Exercise brief => Narrow the data below down to the lines containing "Course".

Collected data:
* * *
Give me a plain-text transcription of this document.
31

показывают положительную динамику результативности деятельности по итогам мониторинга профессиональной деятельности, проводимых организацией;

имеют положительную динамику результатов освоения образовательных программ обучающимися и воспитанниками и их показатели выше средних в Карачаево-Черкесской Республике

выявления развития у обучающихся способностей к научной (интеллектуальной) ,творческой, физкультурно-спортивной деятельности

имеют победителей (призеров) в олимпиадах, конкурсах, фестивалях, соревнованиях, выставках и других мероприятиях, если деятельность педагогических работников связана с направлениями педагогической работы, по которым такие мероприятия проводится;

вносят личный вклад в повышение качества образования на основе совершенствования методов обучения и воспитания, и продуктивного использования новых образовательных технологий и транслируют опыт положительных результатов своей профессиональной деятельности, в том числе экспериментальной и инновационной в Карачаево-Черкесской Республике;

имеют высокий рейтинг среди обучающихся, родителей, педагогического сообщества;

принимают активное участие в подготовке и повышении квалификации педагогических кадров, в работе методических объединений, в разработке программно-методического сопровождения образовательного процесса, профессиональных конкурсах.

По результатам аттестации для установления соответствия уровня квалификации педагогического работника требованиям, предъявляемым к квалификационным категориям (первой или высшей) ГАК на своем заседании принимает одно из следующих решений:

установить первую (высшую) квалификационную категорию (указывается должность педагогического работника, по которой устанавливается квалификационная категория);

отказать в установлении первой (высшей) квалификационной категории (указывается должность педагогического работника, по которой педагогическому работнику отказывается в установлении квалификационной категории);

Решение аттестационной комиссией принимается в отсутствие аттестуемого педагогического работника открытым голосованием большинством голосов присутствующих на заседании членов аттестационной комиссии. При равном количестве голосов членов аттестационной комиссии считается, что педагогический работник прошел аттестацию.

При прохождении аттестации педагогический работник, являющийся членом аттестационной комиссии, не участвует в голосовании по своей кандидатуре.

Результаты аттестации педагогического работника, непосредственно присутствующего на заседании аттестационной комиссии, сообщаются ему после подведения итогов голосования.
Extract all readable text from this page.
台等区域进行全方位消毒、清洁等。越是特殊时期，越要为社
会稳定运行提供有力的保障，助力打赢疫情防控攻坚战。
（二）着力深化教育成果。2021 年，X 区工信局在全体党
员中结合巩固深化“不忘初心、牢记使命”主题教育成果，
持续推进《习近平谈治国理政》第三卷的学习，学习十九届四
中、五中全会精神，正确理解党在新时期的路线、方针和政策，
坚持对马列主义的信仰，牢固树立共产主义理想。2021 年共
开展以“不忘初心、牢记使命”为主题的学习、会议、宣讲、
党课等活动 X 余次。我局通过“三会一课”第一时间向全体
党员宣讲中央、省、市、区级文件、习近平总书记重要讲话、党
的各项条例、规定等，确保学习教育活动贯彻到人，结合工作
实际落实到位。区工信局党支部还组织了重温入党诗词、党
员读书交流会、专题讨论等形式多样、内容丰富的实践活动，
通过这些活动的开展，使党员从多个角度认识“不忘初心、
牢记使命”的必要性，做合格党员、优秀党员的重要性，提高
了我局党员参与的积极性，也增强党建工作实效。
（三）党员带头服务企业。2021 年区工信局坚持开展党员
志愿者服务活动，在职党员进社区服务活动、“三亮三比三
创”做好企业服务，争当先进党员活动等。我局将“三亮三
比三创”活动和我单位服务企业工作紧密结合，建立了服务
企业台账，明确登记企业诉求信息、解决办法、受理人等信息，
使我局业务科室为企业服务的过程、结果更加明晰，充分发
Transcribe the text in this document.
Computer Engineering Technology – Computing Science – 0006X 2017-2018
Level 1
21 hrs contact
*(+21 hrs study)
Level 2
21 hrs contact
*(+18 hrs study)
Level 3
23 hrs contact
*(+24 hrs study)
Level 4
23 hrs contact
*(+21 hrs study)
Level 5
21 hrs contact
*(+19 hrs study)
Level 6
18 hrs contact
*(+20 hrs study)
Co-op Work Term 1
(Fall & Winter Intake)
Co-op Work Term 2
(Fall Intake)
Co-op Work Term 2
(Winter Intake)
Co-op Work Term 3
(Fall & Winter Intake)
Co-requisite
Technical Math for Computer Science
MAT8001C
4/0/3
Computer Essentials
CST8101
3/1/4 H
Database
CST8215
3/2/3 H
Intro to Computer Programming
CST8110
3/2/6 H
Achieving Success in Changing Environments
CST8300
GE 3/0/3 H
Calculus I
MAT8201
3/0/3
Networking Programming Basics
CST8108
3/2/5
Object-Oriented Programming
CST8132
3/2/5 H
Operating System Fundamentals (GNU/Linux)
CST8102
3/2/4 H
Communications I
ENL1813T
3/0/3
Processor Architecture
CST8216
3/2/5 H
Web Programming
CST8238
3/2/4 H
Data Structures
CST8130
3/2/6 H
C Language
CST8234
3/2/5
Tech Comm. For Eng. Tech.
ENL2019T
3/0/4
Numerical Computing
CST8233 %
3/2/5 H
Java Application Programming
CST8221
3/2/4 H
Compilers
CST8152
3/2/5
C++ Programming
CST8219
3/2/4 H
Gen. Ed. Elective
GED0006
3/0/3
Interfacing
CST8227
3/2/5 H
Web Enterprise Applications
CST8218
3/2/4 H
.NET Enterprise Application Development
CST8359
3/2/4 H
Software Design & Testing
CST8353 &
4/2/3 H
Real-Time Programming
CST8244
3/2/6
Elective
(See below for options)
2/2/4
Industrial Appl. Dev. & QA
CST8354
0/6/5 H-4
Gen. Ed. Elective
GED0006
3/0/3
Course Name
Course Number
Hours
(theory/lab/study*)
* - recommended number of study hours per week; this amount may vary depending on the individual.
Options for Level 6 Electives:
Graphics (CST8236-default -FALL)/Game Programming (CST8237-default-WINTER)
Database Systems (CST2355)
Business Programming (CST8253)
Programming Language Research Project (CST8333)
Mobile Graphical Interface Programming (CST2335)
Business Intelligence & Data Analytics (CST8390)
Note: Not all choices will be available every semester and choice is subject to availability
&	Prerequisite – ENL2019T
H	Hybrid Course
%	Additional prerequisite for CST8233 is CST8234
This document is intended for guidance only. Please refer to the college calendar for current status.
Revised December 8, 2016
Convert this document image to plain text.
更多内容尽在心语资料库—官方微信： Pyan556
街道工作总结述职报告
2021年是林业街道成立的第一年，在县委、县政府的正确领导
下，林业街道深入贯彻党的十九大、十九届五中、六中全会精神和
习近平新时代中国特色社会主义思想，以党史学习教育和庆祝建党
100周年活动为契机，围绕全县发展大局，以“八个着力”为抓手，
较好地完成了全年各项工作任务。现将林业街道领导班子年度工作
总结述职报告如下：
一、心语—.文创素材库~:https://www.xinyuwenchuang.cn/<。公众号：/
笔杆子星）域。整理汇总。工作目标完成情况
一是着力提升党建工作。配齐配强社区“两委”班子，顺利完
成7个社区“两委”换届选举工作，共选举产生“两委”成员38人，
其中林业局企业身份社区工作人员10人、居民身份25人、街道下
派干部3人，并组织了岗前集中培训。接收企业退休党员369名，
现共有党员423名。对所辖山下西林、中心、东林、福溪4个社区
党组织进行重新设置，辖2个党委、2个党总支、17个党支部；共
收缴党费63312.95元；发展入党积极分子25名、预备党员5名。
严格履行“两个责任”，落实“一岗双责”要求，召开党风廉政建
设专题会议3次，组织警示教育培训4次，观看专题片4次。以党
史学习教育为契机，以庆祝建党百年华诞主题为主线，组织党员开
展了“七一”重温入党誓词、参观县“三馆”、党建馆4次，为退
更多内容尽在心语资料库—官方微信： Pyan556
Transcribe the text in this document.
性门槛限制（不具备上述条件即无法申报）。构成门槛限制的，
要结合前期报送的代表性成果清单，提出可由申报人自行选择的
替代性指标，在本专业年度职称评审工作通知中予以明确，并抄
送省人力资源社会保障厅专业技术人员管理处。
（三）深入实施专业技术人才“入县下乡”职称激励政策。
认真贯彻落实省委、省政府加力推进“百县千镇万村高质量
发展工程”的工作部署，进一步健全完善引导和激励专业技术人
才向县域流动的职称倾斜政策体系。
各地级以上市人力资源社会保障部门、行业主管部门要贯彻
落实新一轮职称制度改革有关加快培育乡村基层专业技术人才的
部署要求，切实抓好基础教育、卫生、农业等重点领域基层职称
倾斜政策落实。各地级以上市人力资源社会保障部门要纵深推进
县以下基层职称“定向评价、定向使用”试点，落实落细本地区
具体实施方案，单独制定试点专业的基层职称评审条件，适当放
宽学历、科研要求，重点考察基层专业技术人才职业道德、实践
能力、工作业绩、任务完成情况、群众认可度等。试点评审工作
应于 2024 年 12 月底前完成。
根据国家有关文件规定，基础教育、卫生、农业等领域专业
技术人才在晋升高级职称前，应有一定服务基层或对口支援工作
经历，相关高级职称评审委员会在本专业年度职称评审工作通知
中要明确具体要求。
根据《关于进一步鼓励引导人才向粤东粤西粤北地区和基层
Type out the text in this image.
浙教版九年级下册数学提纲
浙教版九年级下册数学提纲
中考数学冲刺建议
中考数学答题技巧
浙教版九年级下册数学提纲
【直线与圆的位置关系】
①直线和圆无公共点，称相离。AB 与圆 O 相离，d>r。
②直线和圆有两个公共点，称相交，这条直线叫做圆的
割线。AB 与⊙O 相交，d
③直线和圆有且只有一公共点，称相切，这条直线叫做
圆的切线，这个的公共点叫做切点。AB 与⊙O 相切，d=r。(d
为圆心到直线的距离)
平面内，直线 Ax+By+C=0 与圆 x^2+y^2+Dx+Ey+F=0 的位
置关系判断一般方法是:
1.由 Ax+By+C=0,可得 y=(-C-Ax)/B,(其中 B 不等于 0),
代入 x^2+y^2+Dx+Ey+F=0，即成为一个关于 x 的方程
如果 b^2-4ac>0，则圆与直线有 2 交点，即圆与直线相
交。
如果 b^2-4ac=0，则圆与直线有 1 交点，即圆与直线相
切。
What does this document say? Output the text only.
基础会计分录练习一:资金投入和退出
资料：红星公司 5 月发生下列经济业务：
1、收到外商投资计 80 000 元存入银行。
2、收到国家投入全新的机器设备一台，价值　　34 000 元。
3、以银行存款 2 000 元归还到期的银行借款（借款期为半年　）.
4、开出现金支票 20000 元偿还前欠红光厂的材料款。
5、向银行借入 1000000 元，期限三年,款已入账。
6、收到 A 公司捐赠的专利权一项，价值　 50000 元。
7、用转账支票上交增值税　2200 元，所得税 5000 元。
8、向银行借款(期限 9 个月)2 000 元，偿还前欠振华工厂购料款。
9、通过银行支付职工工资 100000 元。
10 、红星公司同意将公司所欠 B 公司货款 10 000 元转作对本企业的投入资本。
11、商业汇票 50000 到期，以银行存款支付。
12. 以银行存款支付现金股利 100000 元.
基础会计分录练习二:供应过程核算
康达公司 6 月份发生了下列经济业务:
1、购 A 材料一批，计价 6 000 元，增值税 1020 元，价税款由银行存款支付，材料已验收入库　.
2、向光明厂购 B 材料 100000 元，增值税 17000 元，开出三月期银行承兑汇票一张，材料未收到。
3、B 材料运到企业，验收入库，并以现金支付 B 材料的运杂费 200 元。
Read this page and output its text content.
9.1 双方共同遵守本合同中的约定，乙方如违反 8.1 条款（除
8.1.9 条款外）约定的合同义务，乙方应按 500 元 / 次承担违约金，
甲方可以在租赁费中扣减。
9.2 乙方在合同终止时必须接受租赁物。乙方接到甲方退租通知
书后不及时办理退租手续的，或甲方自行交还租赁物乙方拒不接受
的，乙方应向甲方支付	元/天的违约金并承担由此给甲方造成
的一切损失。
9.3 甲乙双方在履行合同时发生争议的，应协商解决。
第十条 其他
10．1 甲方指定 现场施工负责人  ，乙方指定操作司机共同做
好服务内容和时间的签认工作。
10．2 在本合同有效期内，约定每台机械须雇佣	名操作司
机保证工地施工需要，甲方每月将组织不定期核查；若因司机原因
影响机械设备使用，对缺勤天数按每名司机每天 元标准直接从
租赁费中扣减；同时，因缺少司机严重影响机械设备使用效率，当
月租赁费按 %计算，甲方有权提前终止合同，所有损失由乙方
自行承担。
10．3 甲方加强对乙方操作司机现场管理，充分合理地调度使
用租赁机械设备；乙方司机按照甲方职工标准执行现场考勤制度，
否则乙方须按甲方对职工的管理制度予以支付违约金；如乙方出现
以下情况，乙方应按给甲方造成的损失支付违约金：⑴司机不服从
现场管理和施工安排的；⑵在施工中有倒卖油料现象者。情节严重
* * *
Exercise answer =>
Course Name
Course Number
H	Hybrid Course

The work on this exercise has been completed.